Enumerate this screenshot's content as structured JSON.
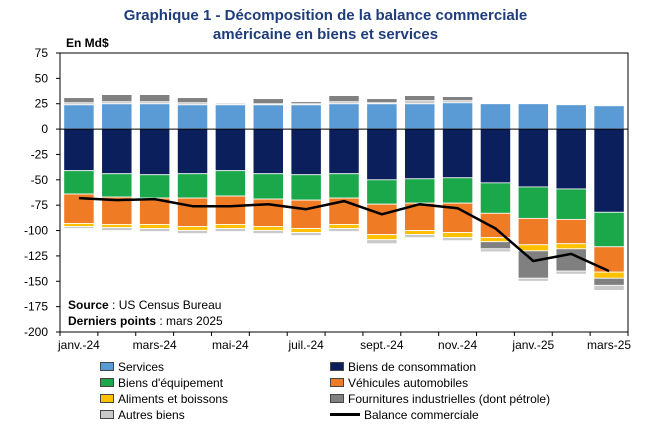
{
  "title_line1": "Graphique 1 - Décomposition  de la balance commerciale",
  "title_line2": "américaine en biens et services",
  "chart_data": {
    "type": "bar",
    "stacked": true,
    "unit_label": "En Md$",
    "ylim": [
      -200,
      75
    ],
    "yticks": [
      75,
      50,
      25,
      0,
      -25,
      -50,
      -75,
      -100,
      -125,
      -150,
      -175,
      -200
    ],
    "x_tick_labels": [
      "janv.-24",
      "mars-24",
      "mai-24",
      "juil.-24",
      "sept.-24",
      "nov.-24",
      "janv.-25",
      "mars-25"
    ],
    "categories": [
      "2024-01",
      "2024-02",
      "2024-03",
      "2024-04",
      "2024-05",
      "2024-06",
      "2024-07",
      "2024-08",
      "2024-09",
      "2024-10",
      "2024-11",
      "2024-12",
      "2025-01",
      "2025-02",
      "2025-03"
    ],
    "series": [
      {
        "name": "Services",
        "color": "#5b9bd5",
        "group": "pos",
        "values": [
          24,
          25,
          25,
          24,
          24,
          24,
          24,
          25,
          25,
          25,
          26,
          25,
          25,
          24,
          23
        ]
      },
      {
        "name": "Autres biens",
        "color": "#c9c9c9",
        "group": "pos",
        "values": [
          2,
          2,
          2,
          2,
          1,
          1,
          1,
          2,
          1,
          3,
          2,
          0,
          0,
          0,
          0
        ]
      },
      {
        "name": "Fournitures industrielles (dont pétrole)",
        "color": "#808080",
        "group": "pos",
        "values": [
          5,
          7,
          7,
          5,
          1,
          5,
          2,
          6,
          4,
          5,
          4,
          0,
          0,
          0,
          0
        ]
      },
      {
        "name": "Biens de consommation",
        "color": "#0a1f5c",
        "group": "neg",
        "values": [
          -41,
          -44,
          -45,
          -44,
          -41,
          -44,
          -45,
          -44,
          -50,
          -49,
          -48,
          -53,
          -57,
          -59,
          -82
        ]
      },
      {
        "name": "Biens d'équipement",
        "color": "#1aa84a",
        "group": "neg",
        "values": [
          -23,
          -23,
          -23,
          -24,
          -25,
          -25,
          -25,
          -24,
          -24,
          -24,
          -25,
          -30,
          -31,
          -30,
          -34
        ]
      },
      {
        "name": "Véhicules automobiles",
        "color": "#f07b25",
        "group": "neg",
        "values": [
          -29,
          -27,
          -26,
          -28,
          -28,
          -27,
          -28,
          -26,
          -30,
          -27,
          -29,
          -24,
          -26,
          -24,
          -25
        ]
      },
      {
        "name": "Aliments et boissons",
        "color": "#ffc000",
        "group": "neg",
        "values": [
          -3,
          -3,
          -4,
          -4,
          -4,
          -4,
          -4,
          -4,
          -5,
          -4,
          -5,
          -4,
          -6,
          -5,
          -6
        ]
      },
      {
        "name": "Fournitures industrielles (dont pétrole)",
        "color": "#808080",
        "group": "neg",
        "values": [
          0,
          0,
          0,
          0,
          0,
          0,
          0,
          0,
          0,
          0,
          0,
          -7,
          -27,
          -22,
          -7
        ]
      },
      {
        "name": "Autres biens",
        "color": "#c9c9c9",
        "group": "neg",
        "values": [
          -2,
          -3,
          -3,
          -3,
          -3,
          -3,
          -3,
          -3,
          -4,
          -3,
          -3,
          -3,
          -3,
          -3,
          -5
        ]
      }
    ],
    "line": {
      "name": "Balance commerciale",
      "color": "#000000",
      "values": [
        -68,
        -70,
        -69,
        -76,
        -76,
        -74,
        -79,
        -71,
        -84,
        -74,
        -78,
        -98,
        -130,
        -123,
        -140
      ]
    },
    "legend": [
      {
        "name": "Services",
        "color": "#5b9bd5",
        "kind": "box"
      },
      {
        "name": "Biens de consommation",
        "color": "#0a1f5c",
        "kind": "box"
      },
      {
        "name": "Biens d'équipement",
        "color": "#1aa84a",
        "kind": "box"
      },
      {
        "name": "Véhicules automobiles",
        "color": "#f07b25",
        "kind": "box"
      },
      {
        "name": "Aliments et boissons",
        "color": "#ffc000",
        "kind": "box"
      },
      {
        "name": "Fournitures industrielles (dont pétrole)",
        "color": "#808080",
        "kind": "box"
      },
      {
        "name": "Autres biens",
        "color": "#c9c9c9",
        "kind": "box"
      },
      {
        "name": "Balance commerciale",
        "color": "#000000",
        "kind": "line"
      }
    ],
    "legend_position": "bottom",
    "source_label": "Source",
    "source_text": " : US Census Bureau",
    "last_points_label": "Derniers points",
    "last_points_text": " : mars 2025"
  }
}
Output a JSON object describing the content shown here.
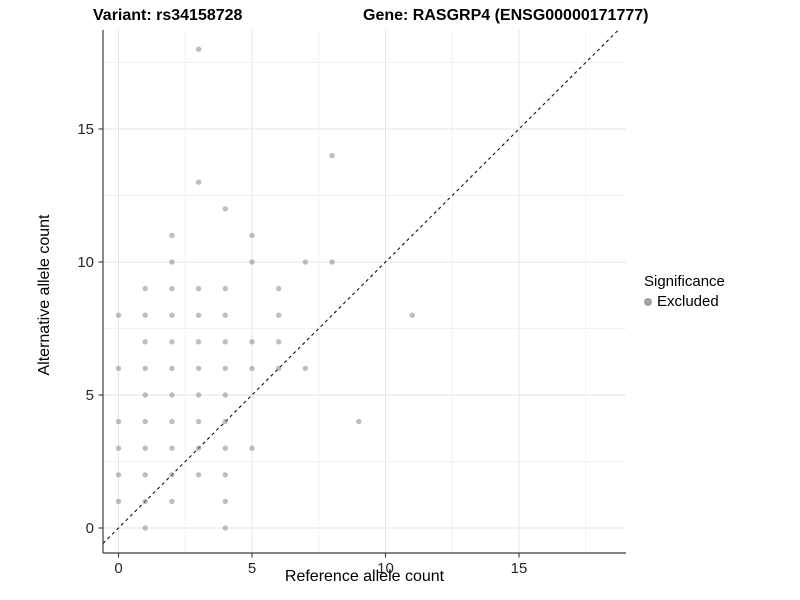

Directions for this task: Your task is to reproduce all of the material exactly. The pictures stay out.

Worked solution:
Enumerate this screenshot's content as structured JSON.
{
  "title_line1": "Graphique 1 - Décomposition  de la balance commerciale",
  "title_line2": "américaine en biens et services",
  "chart_data": {
    "type": "bar",
    "stacked": true,
    "unit_label": "En Md$",
    "ylim": [
      -200,
      75
    ],
    "yticks": [
      75,
      50,
      25,
      0,
      -25,
      -50,
      -75,
      -100,
      -125,
      -150,
      -175,
      -200
    ],
    "x_tick_labels": [
      "janv.-24",
      "mars-24",
      "mai-24",
      "juil.-24",
      "sept.-24",
      "nov.-24",
      "janv.-25",
      "mars-25"
    ],
    "categories": [
      "2024-01",
      "2024-02",
      "2024-03",
      "2024-04",
      "2024-05",
      "2024-06",
      "2024-07",
      "2024-08",
      "2024-09",
      "2024-10",
      "2024-11",
      "2024-12",
      "2025-01",
      "2025-02",
      "2025-03"
    ],
    "series": [
      {
        "name": "Services",
        "color": "#5b9bd5",
        "group": "pos",
        "values": [
          24,
          25,
          25,
          24,
          24,
          24,
          24,
          25,
          25,
          25,
          26,
          25,
          25,
          24,
          23
        ]
      },
      {
        "name": "Autres biens",
        "color": "#c9c9c9",
        "group": "pos",
        "values": [
          2,
          2,
          2,
          2,
          1,
          1,
          1,
          2,
          1,
          3,
          2,
          0,
          0,
          0,
          0
        ]
      },
      {
        "name": "Fournitures industrielles (dont pétrole)",
        "color": "#808080",
        "group": "pos",
        "values": [
          5,
          7,
          7,
          5,
          1,
          5,
          2,
          6,
          4,
          5,
          4,
          0,
          0,
          0,
          0
        ]
      },
      {
        "name": "Biens de consommation",
        "color": "#0a1f5c",
        "group": "neg",
        "values": [
          -41,
          -44,
          -45,
          -44,
          -41,
          -44,
          -45,
          -44,
          -50,
          -49,
          -48,
          -53,
          -57,
          -59,
          -82
        ]
      },
      {
        "name": "Biens d'équipement",
        "color": "#1aa84a",
        "group": "neg",
        "values": [
          -23,
          -23,
          -23,
          -24,
          -25,
          -25,
          -25,
          -24,
          -24,
          -24,
          -25,
          -30,
          -31,
          -30,
          -34
        ]
      },
      {
        "name": "Véhicules automobiles",
        "color": "#f07b25",
        "group": "neg",
        "values": [
          -29,
          -27,
          -26,
          -28,
          -28,
          -27,
          -28,
          -26,
          -30,
          -27,
          -29,
          -24,
          -26,
          -24,
          -25
        ]
      },
      {
        "name": "Aliments et boissons",
        "color": "#ffc000",
        "group": "neg",
        "values": [
          -3,
          -3,
          -4,
          -4,
          -4,
          -4,
          -4,
          -4,
          -5,
          -4,
          -5,
          -4,
          -6,
          -5,
          -6
        ]
      },
      {
        "name": "Fournitures industrielles (dont pétrole)",
        "color": "#808080",
        "group": "neg",
        "values": [
          0,
          0,
          0,
          0,
          0,
          0,
          0,
          0,
          0,
          0,
          0,
          -7,
          -27,
          -22,
          -7
        ]
      },
      {
        "name": "Autres biens",
        "color": "#c9c9c9",
        "group": "neg",
        "values": [
          -2,
          -3,
          -3,
          -3,
          -3,
          -3,
          -3,
          -3,
          -4,
          -3,
          -3,
          -3,
          -3,
          -3,
          -5
        ]
      }
    ],
    "line": {
      "name": "Balance commerciale",
      "color": "#000000",
      "values": [
        -68,
        -70,
        -69,
        -76,
        -76,
        -74,
        -79,
        -71,
        -84,
        -74,
        -78,
        -98,
        -130,
        -123,
        -140
      ]
    },
    "legend": [
      {
        "name": "Services",
        "color": "#5b9bd5",
        "kind": "box"
      },
      {
        "name": "Biens de consommation",
        "color": "#0a1f5c",
        "kind": "box"
      },
      {
        "name": "Biens d'équipement",
        "color": "#1aa84a",
        "kind": "box"
      },
      {
        "name": "Véhicules automobiles",
        "color": "#f07b25",
        "kind": "box"
      },
      {
        "name": "Aliments et boissons",
        "color": "#ffc000",
        "kind": "box"
      },
      {
        "name": "Fournitures industrielles (dont pétrole)",
        "color": "#808080",
        "kind": "box"
      },
      {
        "name": "Autres biens",
        "color": "#c9c9c9",
        "kind": "box"
      },
      {
        "name": "Balance commerciale",
        "color": "#000000",
        "kind": "line"
      }
    ],
    "legend_position": "bottom",
    "source_label": "Source",
    "source_text": " : US Census Bureau",
    "last_points_label": "Derniers points",
    "last_points_text": " : mars 2025"
  }
}
Output a JSON object describing the content shown here.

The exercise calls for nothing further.